= WHAT NEEDS TO BE DONE =
Look through the lines below and extract each one that contains "JSON".

***

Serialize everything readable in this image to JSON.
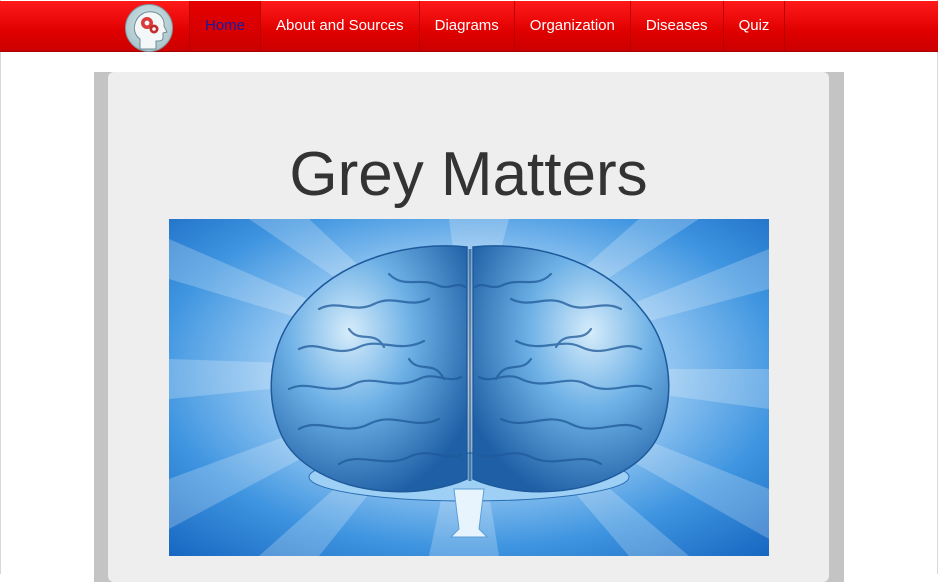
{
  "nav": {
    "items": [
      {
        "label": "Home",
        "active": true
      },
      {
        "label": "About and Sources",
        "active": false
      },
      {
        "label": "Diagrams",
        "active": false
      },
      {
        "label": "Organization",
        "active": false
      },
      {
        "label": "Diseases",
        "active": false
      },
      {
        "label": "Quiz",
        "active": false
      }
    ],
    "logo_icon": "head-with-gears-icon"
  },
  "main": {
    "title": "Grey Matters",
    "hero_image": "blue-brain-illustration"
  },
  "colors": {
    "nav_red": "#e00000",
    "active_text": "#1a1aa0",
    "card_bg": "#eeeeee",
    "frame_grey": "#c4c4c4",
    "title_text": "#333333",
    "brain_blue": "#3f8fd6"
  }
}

***

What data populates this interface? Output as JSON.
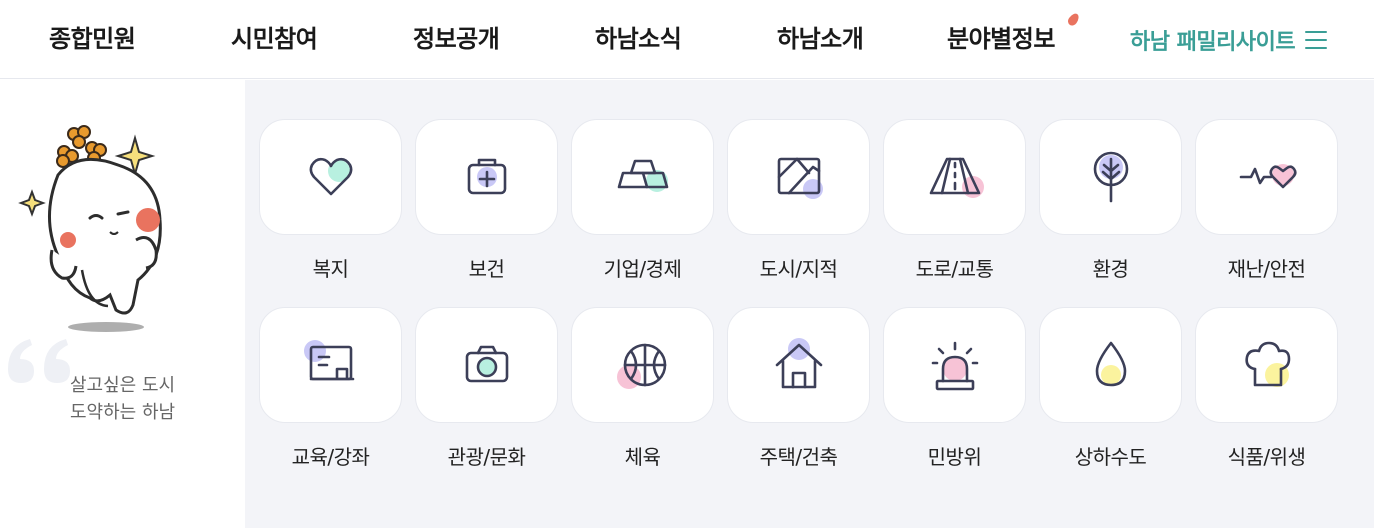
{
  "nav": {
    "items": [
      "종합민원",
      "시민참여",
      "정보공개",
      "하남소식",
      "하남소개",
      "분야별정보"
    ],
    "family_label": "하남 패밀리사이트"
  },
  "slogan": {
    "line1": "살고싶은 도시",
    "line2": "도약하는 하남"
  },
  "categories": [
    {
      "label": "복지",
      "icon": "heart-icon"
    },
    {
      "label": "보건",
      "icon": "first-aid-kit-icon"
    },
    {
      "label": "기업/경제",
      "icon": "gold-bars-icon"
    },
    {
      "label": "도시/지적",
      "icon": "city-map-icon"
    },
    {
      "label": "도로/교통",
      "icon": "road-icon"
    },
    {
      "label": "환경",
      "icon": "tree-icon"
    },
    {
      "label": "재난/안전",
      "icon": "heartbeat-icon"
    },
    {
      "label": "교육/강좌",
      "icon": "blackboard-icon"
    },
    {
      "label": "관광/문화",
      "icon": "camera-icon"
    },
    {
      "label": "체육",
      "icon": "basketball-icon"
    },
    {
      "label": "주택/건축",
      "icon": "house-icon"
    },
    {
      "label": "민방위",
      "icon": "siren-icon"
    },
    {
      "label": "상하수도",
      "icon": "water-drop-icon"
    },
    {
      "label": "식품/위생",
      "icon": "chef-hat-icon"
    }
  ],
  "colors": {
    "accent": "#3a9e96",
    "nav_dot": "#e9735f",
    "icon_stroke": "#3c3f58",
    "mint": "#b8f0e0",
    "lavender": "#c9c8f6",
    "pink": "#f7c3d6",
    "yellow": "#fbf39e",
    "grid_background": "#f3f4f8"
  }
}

***

= OUTPUT =
Serialize everything readable in this image to JSON.
What data populates this interface? Output as JSON.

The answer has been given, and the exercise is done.